Aim.
Determine the count of lines holding the string "title". Return only the number.

[Dataset excerpts]
— START —

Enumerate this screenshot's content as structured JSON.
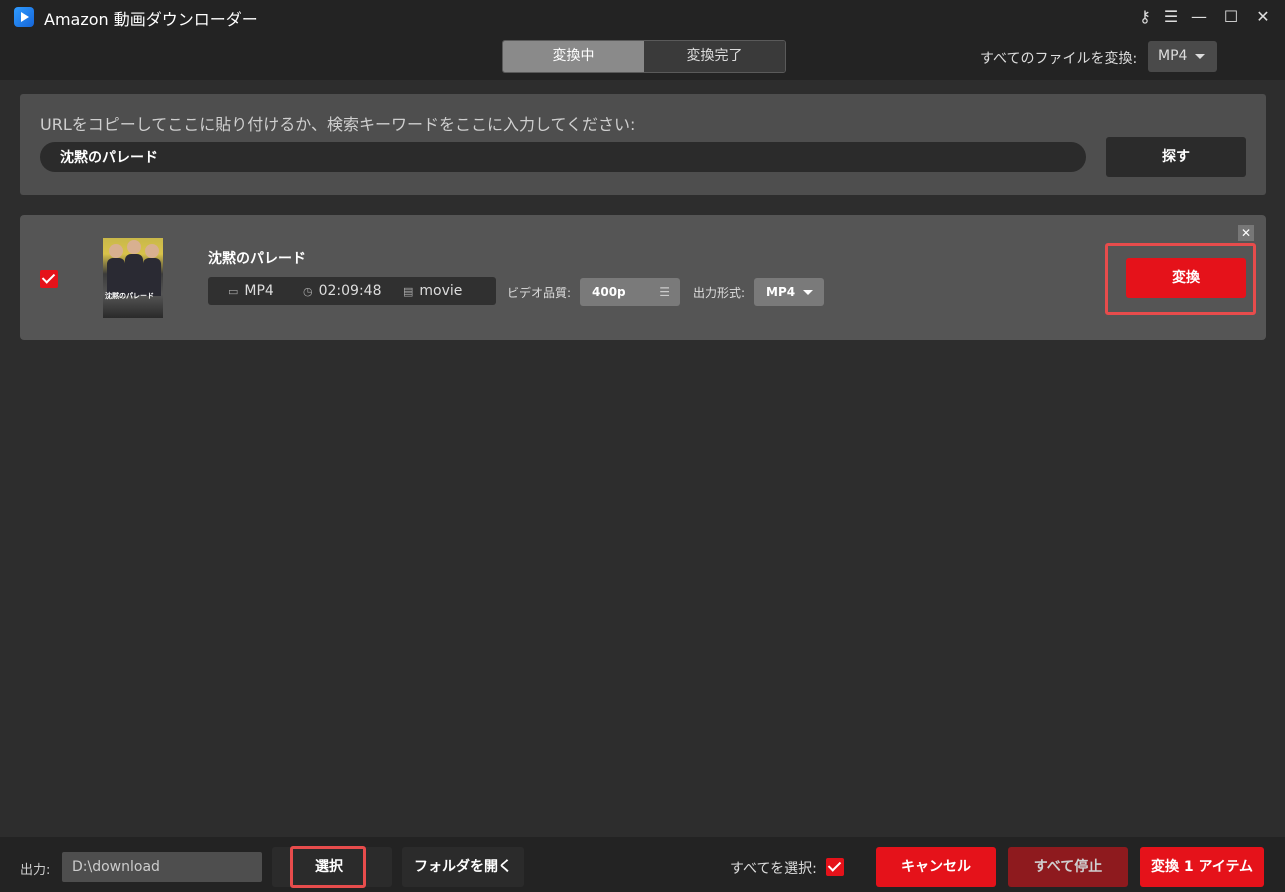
{
  "app": {
    "title": "Amazon 動画ダウンローダー"
  },
  "window_controls": {
    "key": "⚷",
    "menu": "☰",
    "minimize": "—",
    "maximize": "☐",
    "close": "✕"
  },
  "tabs": [
    {
      "label": "変換中",
      "active": true
    },
    {
      "label": "変換完了",
      "active": false
    }
  ],
  "convert_all": {
    "label": "すべてのファイルを変換:",
    "format": "MP4"
  },
  "search": {
    "prompt": "URLをコピーしてここに貼り付けるか、検索キーワードをここに入力してください:",
    "value": "沈黙のパレード",
    "button": "探す"
  },
  "item": {
    "checked": true,
    "title": "沈黙のパレード",
    "thumbnail_text": "沈黙のパレード",
    "format": "MP4",
    "duration": "02:09:48",
    "type": "movie",
    "quality_label": "ビデオ品質:",
    "quality": "400p",
    "output_format_label": "出力形式:",
    "output_format": "MP4",
    "convert_button": "変換"
  },
  "footer": {
    "output_label": "出力:",
    "output_path": "D:\\download",
    "select_button": "選択",
    "open_folder_button": "フォルダを開く",
    "select_all_label": "すべてを選択:",
    "cancel_button": "キャンセル",
    "stop_all_button": "すべて停止",
    "convert_items_button": "変換 1 アイテム"
  },
  "colors": {
    "accent": "#e5121a",
    "highlight": "#e74c4c",
    "background": "#2d2d2d",
    "panel": "#4e4e4e"
  }
}
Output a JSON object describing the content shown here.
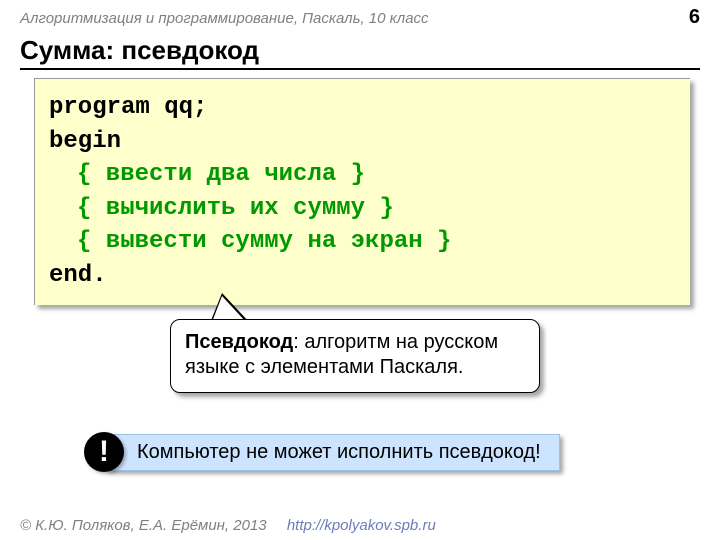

— END —

Written answer.
2